Exercise instructions: Return each line that holds the word "days".
____
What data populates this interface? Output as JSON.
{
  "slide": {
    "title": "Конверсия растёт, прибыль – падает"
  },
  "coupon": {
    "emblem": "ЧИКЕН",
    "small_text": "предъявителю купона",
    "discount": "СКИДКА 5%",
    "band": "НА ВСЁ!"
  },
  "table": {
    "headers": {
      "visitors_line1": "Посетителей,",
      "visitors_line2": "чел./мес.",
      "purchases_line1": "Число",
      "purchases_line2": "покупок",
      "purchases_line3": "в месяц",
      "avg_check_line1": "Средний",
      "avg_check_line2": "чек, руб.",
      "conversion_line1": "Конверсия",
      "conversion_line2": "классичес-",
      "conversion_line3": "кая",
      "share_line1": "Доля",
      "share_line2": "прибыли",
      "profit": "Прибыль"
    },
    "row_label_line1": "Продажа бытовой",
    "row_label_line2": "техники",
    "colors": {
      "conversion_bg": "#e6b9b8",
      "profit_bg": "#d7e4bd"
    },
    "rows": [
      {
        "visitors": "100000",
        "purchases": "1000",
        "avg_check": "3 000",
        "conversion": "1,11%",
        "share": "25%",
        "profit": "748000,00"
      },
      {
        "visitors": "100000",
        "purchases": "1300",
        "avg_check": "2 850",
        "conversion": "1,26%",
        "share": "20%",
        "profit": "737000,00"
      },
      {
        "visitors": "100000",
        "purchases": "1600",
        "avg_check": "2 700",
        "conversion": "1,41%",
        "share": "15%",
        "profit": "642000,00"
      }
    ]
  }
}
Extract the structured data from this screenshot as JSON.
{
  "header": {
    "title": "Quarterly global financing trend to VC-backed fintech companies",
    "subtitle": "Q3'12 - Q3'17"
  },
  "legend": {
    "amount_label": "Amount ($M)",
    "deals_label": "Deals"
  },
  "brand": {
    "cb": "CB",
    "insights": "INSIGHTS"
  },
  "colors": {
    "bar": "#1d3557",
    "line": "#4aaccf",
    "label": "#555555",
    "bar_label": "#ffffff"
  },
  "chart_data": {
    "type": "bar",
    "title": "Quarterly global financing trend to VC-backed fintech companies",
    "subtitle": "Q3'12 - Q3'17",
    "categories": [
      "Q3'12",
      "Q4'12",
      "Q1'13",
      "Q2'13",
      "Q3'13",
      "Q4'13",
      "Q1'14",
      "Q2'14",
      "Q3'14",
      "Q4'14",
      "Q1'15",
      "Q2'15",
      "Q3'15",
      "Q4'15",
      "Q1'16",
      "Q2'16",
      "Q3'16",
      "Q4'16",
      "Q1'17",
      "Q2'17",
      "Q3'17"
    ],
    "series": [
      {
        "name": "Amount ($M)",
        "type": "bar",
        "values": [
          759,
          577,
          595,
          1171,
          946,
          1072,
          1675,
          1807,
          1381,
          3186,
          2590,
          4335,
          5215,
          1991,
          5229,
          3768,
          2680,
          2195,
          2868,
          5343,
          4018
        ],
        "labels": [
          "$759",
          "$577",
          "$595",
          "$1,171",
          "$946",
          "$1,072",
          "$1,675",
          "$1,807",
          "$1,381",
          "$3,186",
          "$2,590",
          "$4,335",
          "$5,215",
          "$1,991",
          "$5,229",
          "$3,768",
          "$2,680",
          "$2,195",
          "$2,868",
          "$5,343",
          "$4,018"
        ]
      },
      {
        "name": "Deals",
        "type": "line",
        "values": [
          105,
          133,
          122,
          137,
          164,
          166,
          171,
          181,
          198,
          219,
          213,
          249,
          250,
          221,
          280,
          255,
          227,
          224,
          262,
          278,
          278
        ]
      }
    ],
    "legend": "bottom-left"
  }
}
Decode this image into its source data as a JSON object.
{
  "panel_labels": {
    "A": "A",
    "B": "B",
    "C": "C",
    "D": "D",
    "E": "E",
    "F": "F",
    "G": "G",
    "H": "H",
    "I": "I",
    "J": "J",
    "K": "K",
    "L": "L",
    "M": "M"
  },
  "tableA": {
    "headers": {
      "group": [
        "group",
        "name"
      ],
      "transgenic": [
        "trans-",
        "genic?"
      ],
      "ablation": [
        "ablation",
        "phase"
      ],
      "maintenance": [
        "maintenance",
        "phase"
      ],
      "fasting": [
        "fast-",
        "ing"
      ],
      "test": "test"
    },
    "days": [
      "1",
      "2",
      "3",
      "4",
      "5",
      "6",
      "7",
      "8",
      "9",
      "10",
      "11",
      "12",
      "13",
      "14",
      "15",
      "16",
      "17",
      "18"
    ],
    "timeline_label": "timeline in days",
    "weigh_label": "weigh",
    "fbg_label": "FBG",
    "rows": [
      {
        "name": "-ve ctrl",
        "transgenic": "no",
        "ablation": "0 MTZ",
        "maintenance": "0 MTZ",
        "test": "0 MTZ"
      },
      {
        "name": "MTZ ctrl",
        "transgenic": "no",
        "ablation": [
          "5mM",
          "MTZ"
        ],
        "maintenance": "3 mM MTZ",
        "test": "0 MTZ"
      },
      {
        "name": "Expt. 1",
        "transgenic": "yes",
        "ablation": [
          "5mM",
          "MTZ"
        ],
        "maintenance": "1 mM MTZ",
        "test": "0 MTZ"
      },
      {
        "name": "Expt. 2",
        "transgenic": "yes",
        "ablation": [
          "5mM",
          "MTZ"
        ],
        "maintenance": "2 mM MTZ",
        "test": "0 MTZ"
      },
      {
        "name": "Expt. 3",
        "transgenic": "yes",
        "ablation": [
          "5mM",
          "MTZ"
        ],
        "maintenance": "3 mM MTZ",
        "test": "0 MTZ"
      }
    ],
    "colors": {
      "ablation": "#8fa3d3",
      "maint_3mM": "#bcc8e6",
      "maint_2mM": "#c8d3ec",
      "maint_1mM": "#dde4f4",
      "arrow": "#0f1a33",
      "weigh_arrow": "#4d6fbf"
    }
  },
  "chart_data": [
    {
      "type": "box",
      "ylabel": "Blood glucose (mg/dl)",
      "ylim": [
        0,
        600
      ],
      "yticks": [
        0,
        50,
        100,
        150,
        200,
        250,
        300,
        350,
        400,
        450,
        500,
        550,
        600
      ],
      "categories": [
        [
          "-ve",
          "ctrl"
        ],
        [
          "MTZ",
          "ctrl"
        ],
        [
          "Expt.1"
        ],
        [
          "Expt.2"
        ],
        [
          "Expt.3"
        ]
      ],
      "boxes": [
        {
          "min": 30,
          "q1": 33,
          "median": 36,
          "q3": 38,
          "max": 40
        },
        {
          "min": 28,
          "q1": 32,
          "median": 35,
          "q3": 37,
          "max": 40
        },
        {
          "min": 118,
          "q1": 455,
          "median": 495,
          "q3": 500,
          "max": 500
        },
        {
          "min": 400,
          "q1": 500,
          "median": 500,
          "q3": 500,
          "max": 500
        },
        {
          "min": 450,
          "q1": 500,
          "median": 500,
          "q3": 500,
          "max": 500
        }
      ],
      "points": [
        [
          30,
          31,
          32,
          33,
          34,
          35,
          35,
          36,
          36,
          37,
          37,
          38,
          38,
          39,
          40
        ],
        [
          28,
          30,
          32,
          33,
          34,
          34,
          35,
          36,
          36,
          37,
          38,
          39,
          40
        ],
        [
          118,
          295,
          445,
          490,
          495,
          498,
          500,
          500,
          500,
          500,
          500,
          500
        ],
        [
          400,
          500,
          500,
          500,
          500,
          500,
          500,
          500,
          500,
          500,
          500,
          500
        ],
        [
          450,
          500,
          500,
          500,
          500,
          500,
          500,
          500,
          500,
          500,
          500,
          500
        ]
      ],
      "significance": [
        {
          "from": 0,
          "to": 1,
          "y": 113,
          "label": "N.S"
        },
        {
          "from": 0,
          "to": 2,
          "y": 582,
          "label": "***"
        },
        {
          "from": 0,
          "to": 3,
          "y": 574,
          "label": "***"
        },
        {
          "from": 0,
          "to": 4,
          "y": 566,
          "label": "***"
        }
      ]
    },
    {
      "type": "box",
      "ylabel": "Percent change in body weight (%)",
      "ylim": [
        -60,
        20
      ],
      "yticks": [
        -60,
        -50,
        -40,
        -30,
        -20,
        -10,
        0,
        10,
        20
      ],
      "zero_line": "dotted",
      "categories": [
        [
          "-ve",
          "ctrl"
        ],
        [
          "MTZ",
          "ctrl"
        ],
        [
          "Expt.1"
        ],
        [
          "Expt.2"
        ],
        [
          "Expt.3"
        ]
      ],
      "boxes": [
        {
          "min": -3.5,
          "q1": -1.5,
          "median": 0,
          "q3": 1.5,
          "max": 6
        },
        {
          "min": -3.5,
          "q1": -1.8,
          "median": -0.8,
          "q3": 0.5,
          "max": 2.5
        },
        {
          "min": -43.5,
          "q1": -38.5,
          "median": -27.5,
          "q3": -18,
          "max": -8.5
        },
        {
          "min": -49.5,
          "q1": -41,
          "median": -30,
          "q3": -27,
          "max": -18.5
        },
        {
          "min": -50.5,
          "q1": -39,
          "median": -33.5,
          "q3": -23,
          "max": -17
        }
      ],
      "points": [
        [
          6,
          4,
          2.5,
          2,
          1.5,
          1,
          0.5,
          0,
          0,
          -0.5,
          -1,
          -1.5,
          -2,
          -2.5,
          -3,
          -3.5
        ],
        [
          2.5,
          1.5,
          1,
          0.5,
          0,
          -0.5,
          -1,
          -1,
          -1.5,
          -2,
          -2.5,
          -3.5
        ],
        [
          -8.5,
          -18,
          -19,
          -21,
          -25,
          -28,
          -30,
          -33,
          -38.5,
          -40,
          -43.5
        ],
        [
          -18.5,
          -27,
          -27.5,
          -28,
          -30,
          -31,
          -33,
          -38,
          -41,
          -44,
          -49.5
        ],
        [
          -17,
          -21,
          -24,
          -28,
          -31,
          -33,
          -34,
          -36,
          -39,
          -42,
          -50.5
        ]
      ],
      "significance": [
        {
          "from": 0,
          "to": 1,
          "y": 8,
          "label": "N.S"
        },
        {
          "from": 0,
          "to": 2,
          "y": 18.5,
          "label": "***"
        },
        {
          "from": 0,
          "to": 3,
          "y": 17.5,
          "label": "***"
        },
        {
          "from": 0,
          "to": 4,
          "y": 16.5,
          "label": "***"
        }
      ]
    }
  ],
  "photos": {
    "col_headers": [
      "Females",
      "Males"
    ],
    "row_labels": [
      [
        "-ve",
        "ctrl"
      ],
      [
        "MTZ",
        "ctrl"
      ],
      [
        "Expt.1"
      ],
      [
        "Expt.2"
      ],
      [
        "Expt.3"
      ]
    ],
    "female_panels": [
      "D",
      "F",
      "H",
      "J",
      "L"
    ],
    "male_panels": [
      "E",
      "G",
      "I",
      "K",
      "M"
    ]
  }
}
____
Task output:
    "days": [
    "timeline_label": "timeline in days",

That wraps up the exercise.